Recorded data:
• • •

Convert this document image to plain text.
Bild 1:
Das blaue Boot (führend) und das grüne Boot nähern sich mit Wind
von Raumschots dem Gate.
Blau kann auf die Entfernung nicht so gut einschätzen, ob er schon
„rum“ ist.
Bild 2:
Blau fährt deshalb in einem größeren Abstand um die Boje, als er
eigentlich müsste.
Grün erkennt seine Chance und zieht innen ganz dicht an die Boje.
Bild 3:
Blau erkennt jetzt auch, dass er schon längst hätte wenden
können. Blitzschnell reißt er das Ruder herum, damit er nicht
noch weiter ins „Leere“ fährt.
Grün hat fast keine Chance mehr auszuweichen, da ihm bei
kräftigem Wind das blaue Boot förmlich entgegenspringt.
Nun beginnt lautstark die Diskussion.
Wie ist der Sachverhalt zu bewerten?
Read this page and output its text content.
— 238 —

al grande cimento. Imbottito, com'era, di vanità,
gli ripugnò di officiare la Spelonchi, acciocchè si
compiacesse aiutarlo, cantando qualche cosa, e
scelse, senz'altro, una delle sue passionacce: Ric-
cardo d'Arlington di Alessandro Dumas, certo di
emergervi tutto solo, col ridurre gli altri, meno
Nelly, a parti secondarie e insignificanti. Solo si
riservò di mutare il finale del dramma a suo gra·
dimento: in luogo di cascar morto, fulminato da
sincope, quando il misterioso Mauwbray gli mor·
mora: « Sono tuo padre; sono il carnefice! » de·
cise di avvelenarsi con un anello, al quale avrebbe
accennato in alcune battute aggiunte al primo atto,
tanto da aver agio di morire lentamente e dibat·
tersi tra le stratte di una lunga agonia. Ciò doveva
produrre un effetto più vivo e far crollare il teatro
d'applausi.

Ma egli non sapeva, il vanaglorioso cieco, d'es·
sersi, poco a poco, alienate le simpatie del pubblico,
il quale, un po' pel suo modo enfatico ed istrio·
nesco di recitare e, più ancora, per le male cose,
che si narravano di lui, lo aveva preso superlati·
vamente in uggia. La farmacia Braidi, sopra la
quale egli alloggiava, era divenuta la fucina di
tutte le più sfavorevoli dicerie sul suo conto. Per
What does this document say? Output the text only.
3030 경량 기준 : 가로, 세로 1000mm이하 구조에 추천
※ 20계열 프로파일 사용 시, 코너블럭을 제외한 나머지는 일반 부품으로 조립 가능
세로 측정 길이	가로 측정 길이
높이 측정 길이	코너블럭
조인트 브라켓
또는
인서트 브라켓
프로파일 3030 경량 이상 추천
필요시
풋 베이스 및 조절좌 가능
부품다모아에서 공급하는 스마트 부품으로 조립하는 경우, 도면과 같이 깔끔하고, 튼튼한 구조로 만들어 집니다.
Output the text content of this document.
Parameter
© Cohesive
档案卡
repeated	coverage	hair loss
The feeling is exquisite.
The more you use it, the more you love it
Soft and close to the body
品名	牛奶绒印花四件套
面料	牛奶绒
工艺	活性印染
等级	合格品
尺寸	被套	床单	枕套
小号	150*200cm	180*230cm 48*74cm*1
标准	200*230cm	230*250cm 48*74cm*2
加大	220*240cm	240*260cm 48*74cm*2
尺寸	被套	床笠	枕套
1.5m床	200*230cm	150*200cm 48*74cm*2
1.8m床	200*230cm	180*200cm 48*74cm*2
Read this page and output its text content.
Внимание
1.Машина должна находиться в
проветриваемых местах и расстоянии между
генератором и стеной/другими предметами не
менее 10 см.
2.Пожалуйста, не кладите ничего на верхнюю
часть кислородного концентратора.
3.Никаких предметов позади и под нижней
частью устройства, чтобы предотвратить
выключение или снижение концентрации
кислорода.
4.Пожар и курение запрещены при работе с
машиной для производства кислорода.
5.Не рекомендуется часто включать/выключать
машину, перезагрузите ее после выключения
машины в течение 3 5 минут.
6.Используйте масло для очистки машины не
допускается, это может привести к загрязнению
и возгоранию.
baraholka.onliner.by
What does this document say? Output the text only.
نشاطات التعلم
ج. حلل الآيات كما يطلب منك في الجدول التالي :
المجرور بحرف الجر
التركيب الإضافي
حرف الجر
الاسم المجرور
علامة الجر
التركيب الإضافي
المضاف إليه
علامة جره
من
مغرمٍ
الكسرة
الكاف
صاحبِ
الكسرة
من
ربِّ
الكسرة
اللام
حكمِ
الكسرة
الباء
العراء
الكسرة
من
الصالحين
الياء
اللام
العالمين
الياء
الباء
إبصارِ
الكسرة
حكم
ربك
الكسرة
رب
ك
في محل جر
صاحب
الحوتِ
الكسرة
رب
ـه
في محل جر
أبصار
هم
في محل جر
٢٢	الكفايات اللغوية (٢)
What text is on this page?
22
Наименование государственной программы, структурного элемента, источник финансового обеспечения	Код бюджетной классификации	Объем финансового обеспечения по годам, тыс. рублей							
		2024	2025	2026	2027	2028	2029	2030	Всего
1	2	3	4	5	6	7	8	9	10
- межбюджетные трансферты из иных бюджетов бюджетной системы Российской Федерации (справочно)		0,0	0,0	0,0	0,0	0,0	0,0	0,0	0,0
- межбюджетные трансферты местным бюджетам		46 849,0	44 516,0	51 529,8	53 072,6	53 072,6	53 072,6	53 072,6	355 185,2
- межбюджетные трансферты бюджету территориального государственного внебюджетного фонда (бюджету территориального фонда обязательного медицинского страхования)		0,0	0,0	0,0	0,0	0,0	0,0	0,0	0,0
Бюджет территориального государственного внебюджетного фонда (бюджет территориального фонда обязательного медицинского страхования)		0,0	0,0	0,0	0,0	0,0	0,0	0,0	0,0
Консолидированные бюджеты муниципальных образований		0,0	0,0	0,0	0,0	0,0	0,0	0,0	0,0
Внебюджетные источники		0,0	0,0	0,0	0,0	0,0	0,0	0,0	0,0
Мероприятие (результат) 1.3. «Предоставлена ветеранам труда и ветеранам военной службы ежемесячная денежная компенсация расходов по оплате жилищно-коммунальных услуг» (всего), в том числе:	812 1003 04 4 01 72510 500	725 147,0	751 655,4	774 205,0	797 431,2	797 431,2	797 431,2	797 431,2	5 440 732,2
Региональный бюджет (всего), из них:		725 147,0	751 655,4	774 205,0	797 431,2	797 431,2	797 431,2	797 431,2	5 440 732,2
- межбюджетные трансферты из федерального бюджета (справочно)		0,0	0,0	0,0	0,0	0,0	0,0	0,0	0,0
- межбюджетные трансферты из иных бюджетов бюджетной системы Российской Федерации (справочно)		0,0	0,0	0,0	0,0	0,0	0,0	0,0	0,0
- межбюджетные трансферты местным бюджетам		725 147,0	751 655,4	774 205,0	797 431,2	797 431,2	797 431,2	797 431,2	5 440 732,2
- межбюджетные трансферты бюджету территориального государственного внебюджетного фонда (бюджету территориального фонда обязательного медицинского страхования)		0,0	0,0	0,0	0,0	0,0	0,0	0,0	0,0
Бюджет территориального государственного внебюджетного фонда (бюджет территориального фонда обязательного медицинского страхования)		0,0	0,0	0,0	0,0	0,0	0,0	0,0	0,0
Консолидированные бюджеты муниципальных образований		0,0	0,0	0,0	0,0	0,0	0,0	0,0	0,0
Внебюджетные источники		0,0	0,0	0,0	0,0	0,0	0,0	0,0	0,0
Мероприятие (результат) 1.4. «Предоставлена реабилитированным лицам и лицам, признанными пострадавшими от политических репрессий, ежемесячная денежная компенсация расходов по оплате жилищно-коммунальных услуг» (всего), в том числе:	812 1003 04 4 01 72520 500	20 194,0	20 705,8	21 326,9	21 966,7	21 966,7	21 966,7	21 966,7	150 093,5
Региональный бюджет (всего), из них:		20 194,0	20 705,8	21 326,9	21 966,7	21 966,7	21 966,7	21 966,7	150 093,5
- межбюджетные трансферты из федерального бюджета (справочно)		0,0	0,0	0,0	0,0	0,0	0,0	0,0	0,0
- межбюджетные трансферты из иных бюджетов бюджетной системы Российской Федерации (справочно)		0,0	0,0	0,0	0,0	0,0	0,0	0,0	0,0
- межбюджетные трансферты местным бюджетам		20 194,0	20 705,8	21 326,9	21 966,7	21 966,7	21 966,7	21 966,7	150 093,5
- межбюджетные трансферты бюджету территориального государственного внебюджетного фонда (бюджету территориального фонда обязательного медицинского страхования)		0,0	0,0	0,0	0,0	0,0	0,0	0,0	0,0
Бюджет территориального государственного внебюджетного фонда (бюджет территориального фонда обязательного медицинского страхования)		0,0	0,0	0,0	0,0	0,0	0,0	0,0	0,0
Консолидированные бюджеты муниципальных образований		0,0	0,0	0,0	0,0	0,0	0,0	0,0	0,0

• • •

◆ Exercise brief:
Go through the records and show every line with the string "document" in it.

◆ Task result:
Convert this document image to plain text.
What does this document say? Output the text only.
Output the text content of this document.
What does this document say? Output the text only.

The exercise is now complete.